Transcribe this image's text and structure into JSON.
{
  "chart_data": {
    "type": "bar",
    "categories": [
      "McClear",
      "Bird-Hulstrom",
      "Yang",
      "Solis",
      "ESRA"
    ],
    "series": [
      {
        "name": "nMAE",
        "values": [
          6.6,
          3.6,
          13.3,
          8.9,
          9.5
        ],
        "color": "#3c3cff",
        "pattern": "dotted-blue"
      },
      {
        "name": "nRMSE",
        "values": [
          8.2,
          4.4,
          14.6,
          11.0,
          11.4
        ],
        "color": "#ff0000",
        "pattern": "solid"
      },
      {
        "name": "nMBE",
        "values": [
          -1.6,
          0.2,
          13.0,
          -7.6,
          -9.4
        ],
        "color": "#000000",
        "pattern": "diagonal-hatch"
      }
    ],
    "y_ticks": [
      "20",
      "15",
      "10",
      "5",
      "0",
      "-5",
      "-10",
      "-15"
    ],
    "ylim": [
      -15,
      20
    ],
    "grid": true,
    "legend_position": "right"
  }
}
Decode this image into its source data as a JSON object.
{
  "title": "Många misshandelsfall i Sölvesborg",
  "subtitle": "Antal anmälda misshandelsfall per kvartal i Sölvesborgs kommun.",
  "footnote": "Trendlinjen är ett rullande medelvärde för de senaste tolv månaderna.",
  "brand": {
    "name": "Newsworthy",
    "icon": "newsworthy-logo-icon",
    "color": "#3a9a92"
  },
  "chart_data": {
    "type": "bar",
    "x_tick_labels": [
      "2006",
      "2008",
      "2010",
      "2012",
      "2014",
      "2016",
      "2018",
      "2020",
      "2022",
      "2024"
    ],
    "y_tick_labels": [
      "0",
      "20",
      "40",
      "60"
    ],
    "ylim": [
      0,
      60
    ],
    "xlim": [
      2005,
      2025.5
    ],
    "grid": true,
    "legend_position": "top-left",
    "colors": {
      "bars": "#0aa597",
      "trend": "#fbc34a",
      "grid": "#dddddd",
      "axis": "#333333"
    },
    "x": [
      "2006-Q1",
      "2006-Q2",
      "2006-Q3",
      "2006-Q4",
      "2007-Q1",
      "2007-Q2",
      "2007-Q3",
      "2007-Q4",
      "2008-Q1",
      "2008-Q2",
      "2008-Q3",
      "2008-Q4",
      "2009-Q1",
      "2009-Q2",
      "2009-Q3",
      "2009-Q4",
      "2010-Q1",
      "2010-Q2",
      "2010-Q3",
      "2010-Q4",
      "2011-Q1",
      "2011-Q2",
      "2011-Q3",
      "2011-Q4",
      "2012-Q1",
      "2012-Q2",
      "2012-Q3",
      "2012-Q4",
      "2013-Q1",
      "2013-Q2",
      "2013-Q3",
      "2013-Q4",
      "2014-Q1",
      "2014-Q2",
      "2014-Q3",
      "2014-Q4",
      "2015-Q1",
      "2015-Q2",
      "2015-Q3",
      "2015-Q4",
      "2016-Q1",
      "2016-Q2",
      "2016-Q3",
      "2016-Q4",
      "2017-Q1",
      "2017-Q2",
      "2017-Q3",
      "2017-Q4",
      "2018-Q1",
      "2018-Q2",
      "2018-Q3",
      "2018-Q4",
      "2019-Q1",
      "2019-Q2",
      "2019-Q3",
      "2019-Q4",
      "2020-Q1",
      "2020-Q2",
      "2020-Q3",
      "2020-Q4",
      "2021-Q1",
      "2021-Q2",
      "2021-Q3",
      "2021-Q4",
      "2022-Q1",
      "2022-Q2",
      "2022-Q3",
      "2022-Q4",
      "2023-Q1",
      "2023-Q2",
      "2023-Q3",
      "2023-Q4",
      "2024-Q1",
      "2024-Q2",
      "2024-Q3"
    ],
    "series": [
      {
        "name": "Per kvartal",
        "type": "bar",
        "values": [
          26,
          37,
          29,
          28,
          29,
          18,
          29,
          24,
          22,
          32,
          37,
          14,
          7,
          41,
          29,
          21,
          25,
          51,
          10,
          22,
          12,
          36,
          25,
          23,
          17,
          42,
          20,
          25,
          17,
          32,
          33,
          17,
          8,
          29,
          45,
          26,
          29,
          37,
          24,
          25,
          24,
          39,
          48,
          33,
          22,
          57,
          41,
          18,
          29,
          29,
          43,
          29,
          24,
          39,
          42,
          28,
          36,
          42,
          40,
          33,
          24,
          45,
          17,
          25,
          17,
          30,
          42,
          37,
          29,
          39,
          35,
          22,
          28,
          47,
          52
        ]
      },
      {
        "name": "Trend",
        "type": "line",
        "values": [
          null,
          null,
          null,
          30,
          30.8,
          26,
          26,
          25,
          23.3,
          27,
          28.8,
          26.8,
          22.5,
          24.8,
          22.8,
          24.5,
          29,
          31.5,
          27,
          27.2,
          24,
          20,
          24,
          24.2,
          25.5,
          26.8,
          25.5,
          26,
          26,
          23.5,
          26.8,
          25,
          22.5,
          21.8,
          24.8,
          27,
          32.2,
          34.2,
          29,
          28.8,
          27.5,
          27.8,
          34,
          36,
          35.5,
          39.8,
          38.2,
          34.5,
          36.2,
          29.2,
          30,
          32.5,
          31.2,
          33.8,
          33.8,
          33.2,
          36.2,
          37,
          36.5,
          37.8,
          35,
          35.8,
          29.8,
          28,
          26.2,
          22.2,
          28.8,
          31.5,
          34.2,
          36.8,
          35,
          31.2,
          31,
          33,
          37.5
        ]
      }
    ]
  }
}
● ● ●
■ **Exercise objective**:
Find the word "kvartal" in the data and show each line that holds it.

■ **Reply to the task**:
  "subtitle": "Antal anmälda misshandelsfall per kvartal i Sölvesborgs kommun.",
        "name": "Per kvartal",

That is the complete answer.